◆ **Given instruction**: Repeat, exactly and in full, the lines of the listing below, but without any pictures.

◆ **Supplied material**:
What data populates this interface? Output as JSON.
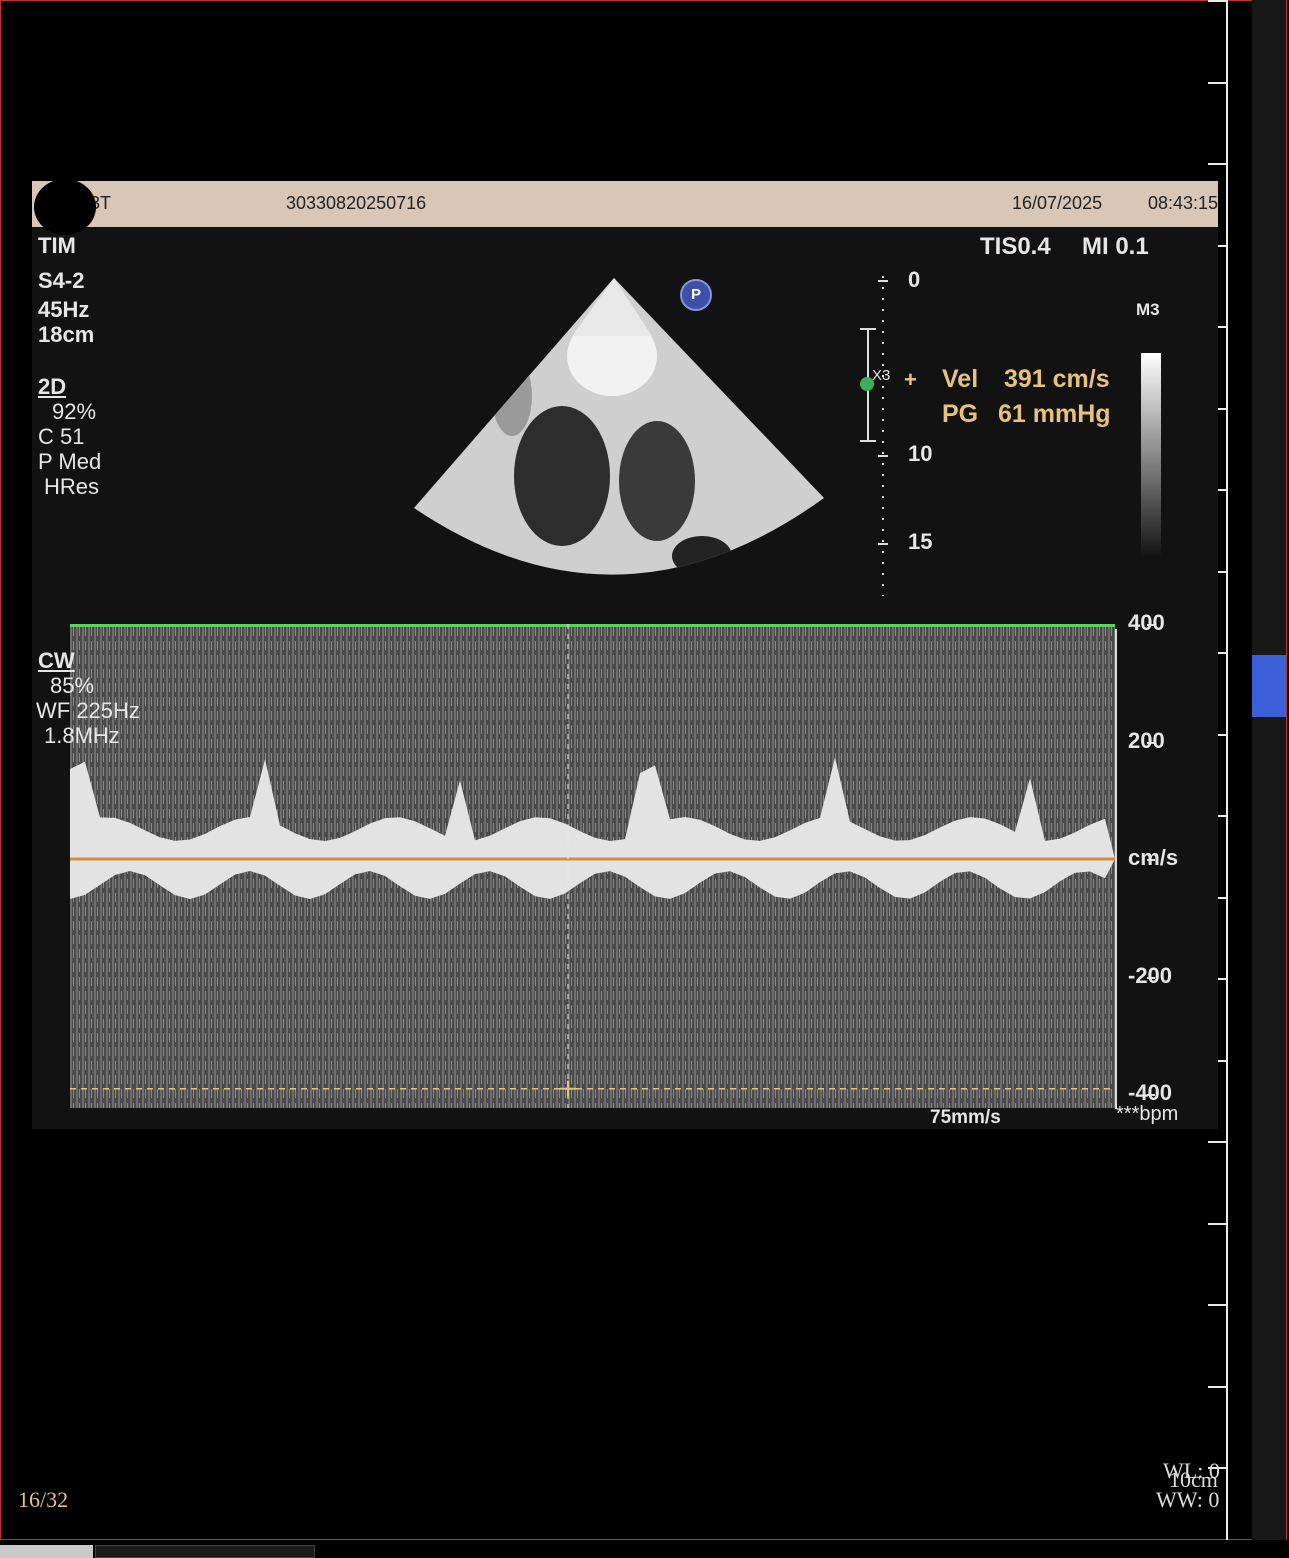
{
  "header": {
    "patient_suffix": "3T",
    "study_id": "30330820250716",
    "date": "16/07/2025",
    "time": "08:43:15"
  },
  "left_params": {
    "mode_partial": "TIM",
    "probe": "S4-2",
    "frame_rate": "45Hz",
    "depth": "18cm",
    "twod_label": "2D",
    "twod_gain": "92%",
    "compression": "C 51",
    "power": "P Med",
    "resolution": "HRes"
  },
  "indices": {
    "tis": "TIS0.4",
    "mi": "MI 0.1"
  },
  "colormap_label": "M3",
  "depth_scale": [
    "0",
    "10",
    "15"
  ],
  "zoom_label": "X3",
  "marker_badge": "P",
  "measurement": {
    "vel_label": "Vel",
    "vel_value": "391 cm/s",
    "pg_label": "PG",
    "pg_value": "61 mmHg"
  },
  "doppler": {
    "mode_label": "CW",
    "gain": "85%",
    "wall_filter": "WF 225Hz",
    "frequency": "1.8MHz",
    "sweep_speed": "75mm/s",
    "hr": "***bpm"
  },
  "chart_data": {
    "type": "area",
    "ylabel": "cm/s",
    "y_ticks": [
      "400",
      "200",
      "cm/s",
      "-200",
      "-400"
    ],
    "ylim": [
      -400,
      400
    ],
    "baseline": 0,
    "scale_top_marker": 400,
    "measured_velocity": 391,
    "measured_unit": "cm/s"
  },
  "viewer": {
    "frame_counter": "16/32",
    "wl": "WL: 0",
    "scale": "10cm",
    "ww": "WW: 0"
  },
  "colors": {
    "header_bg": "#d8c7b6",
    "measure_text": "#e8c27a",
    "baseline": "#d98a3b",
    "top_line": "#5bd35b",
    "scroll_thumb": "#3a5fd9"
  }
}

◆ **Completed task**:
What data populates this interface? Output as JSON.
{
  "header": {
    "patient_suffix": "3T",
    "study_id": "30330820250716",
    "date": "16/07/2025",
    "time": "08:43:15"
  },
  "left_params": {
    "mode_partial": "TIM",
    "probe": "S4-2",
    "frame_rate": "45Hz",
    "depth": "18cm",
    "twod_label": "2D",
    "twod_gain": "92%",
    "compression": "C 51",
    "power": "P Med",
    "resolution": "HRes"
  },
  "indices": {
    "tis": "TIS0.4",
    "mi": "MI 0.1"
  },
  "colormap_label": "M3",
  "depth_scale": [
    "0",
    "10",
    "15"
  ],
  "zoom_label": "X3",
  "marker_badge": "P",
  "measurement": {
    "vel_label": "Vel",
    "vel_value": "391 cm/s",
    "pg_label": "PG",
    "pg_value": "61 mmHg"
  },
  "doppler": {
    "mode_label": "CW",
    "gain": "85%",
    "wall_filter": "WF 225Hz",
    "frequency": "1.8MHz",
    "sweep_speed": "75mm/s",
    "hr": "***bpm"
  },
  "chart_data": {
    "type": "area",
    "ylabel": "cm/s",
    "y_ticks": [
      "400",
      "200",
      "cm/s",
      "-200",
      "-400"
    ],
    "ylim": [
      -400,
      400
    ],
    "baseline": 0,
    "scale_top_marker": 400,
    "measured_velocity": 391,
    "measured_unit": "cm/s"
  },
  "viewer": {
    "frame_counter": "16/32",
    "wl": "WL: 0",
    "scale": "10cm",
    "ww": "WW: 0"
  },
  "colors": {
    "header_bg": "#d8c7b6",
    "measure_text": "#e8c27a",
    "baseline": "#d98a3b",
    "top_line": "#5bd35b",
    "scroll_thumb": "#3a5fd9"
  }
}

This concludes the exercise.